Material
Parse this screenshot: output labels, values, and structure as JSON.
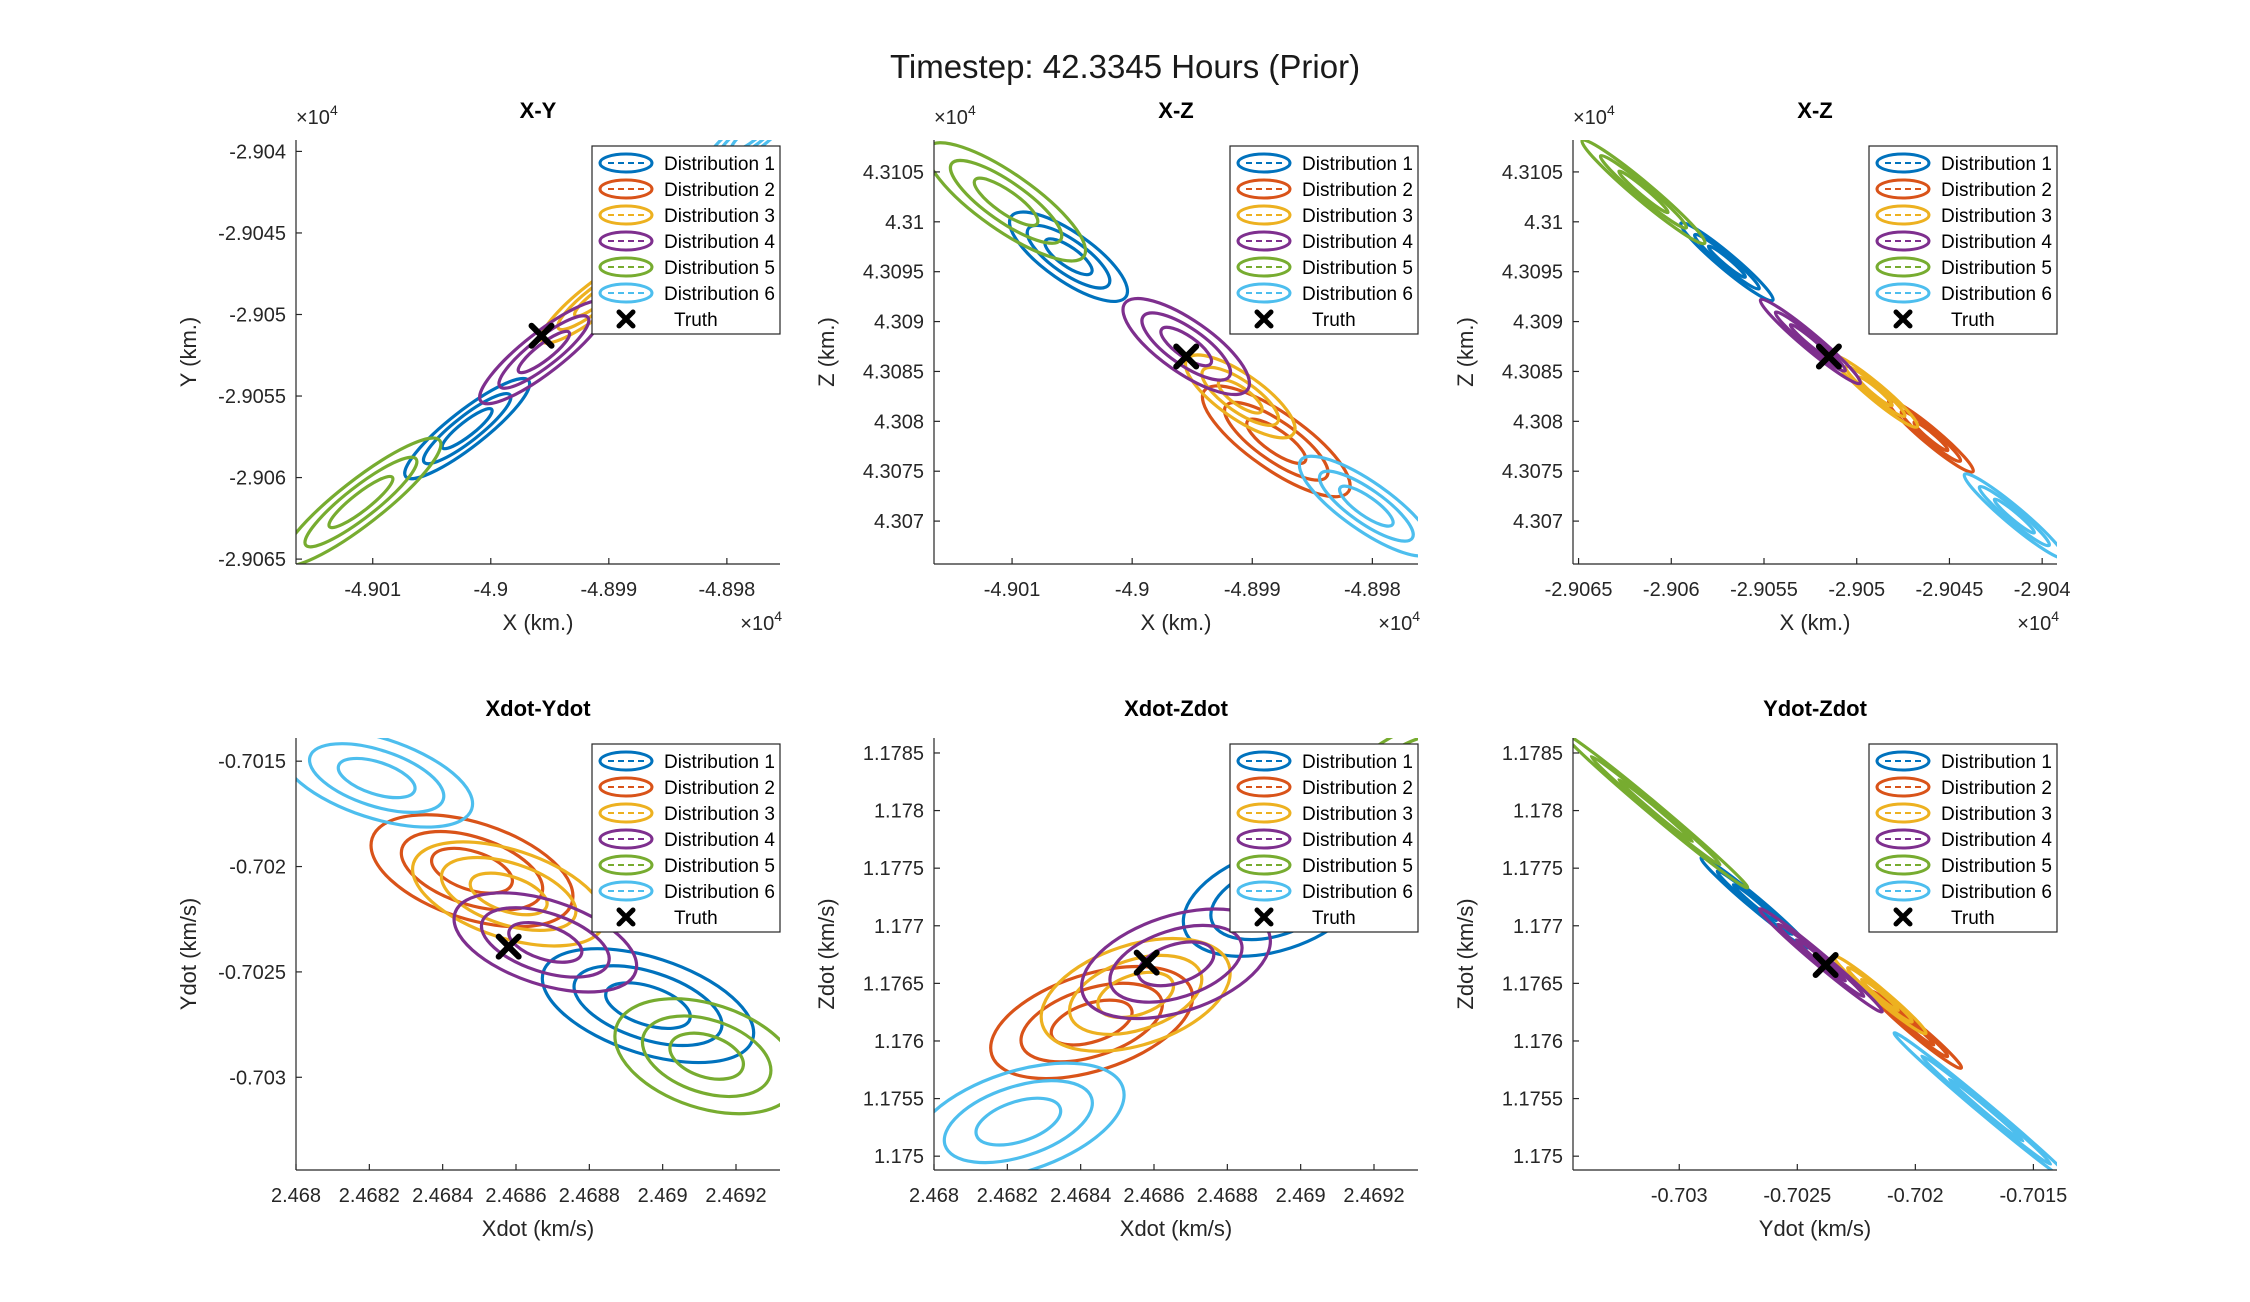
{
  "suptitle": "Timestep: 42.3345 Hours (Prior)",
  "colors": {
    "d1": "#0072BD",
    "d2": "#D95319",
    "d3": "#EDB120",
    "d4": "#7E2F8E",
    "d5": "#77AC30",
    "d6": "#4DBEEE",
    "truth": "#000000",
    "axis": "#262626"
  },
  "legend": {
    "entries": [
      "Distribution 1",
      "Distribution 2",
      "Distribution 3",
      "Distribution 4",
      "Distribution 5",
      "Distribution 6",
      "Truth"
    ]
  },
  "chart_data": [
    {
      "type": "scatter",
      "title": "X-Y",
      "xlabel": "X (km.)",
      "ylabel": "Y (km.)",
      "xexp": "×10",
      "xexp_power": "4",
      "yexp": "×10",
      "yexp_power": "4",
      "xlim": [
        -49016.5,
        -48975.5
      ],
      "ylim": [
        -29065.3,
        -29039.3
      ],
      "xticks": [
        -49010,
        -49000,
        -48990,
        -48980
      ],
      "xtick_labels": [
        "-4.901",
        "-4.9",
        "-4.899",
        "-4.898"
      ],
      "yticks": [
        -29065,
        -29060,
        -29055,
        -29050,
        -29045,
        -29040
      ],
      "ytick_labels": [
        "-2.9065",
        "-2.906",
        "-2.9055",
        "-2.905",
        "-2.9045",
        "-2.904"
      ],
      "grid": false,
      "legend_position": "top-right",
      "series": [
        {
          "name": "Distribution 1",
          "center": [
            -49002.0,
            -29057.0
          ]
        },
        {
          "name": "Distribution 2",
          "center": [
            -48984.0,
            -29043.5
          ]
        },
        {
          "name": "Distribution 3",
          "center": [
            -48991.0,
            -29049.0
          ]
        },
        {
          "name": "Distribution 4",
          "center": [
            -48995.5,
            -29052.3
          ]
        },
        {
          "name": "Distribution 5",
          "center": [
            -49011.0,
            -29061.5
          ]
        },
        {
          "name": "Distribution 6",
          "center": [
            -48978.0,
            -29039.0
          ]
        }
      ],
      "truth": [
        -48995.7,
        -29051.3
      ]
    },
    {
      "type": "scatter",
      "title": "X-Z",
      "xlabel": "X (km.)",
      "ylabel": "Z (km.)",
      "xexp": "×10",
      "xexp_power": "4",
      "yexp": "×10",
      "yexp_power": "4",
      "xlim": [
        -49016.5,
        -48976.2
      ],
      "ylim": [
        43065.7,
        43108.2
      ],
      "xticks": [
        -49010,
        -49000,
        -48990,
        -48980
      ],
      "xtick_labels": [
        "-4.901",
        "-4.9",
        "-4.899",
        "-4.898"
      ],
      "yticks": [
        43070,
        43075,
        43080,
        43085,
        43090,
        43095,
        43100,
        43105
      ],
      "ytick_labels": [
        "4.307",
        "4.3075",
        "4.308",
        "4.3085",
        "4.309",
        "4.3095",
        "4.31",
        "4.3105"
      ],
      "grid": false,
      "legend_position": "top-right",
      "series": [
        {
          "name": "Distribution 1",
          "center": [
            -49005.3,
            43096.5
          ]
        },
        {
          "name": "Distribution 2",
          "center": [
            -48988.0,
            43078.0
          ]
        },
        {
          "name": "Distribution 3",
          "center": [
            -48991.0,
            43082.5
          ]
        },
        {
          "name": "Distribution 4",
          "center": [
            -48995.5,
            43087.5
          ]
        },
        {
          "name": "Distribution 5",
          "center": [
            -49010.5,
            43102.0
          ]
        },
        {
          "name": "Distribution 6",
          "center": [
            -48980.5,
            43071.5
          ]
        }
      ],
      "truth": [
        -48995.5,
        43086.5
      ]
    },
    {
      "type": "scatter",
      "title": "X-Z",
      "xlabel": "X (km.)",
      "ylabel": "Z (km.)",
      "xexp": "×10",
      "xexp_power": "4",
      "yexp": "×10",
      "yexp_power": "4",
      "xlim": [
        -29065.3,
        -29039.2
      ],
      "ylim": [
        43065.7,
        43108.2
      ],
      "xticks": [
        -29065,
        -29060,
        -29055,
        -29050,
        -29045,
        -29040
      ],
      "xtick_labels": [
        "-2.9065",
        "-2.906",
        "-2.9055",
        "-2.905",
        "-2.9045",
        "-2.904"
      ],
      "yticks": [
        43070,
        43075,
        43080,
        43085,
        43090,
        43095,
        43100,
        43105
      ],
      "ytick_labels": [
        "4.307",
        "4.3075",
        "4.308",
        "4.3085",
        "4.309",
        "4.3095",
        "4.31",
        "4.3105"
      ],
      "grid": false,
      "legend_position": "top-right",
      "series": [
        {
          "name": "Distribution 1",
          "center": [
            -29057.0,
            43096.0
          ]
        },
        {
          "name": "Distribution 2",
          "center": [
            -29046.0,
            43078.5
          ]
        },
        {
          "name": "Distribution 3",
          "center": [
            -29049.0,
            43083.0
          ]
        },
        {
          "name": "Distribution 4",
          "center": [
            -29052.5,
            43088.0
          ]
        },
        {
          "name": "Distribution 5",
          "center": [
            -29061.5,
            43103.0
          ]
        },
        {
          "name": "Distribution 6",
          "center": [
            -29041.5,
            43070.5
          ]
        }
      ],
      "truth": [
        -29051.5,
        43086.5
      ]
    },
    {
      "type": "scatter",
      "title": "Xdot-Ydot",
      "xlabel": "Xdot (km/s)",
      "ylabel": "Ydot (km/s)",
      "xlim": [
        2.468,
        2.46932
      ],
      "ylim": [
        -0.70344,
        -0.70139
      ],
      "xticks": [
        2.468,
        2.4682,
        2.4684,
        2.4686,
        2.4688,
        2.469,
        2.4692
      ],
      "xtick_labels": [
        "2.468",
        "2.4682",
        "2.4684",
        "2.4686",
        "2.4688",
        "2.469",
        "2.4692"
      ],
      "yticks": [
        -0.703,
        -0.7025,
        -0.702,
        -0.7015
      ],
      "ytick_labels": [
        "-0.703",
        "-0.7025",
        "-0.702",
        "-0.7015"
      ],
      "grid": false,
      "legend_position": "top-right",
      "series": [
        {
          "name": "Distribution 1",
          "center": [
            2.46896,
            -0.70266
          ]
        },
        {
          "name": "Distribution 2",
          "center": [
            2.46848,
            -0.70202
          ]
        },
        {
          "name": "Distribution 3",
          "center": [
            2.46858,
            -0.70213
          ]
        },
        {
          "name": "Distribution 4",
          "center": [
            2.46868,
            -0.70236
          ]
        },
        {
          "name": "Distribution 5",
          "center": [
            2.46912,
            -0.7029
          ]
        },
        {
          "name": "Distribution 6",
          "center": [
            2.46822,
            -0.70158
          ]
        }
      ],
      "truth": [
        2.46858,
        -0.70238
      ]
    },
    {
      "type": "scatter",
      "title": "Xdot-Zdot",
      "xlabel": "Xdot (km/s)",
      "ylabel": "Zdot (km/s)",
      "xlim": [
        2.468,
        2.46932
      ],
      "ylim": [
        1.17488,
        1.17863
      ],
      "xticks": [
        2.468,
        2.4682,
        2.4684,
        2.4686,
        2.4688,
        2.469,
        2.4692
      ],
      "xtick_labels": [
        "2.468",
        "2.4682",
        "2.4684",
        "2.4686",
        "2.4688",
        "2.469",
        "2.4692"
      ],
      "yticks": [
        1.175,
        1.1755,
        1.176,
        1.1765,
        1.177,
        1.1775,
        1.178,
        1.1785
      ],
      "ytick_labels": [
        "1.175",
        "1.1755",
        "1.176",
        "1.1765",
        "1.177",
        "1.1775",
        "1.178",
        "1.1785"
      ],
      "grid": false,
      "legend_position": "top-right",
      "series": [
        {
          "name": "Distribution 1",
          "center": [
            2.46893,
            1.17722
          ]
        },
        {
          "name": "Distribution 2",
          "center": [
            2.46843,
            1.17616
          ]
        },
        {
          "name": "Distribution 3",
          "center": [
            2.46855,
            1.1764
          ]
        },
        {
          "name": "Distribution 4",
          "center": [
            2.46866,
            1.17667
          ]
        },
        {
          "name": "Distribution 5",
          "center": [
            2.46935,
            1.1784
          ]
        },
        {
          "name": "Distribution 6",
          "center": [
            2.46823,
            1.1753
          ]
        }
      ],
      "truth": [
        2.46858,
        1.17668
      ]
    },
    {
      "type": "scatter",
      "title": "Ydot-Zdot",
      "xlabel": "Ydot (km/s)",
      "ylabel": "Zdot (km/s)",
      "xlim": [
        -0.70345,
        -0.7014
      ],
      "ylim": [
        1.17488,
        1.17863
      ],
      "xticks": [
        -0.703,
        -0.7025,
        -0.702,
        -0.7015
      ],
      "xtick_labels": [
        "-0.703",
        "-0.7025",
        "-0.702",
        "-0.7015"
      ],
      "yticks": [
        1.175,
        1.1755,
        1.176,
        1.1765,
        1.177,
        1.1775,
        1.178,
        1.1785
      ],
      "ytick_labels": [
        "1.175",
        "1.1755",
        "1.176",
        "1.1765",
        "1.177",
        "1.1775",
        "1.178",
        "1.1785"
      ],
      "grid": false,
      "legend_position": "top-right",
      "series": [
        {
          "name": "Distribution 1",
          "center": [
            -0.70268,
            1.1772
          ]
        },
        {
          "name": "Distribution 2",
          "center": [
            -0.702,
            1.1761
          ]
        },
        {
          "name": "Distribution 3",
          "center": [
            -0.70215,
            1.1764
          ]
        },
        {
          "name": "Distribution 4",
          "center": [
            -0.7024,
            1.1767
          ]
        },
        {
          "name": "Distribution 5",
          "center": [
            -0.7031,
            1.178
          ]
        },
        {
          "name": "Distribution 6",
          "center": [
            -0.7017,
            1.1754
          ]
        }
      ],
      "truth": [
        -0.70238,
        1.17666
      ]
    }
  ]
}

Exercise
Find each line holding the string "Zdot" and copy it out.

Task output
      "title": "Xdot-Zdot",
      "ylabel": "Zdot (km/s)",
      "title": "Ydot-Zdot",
      "ylabel": "Zdot (km/s)",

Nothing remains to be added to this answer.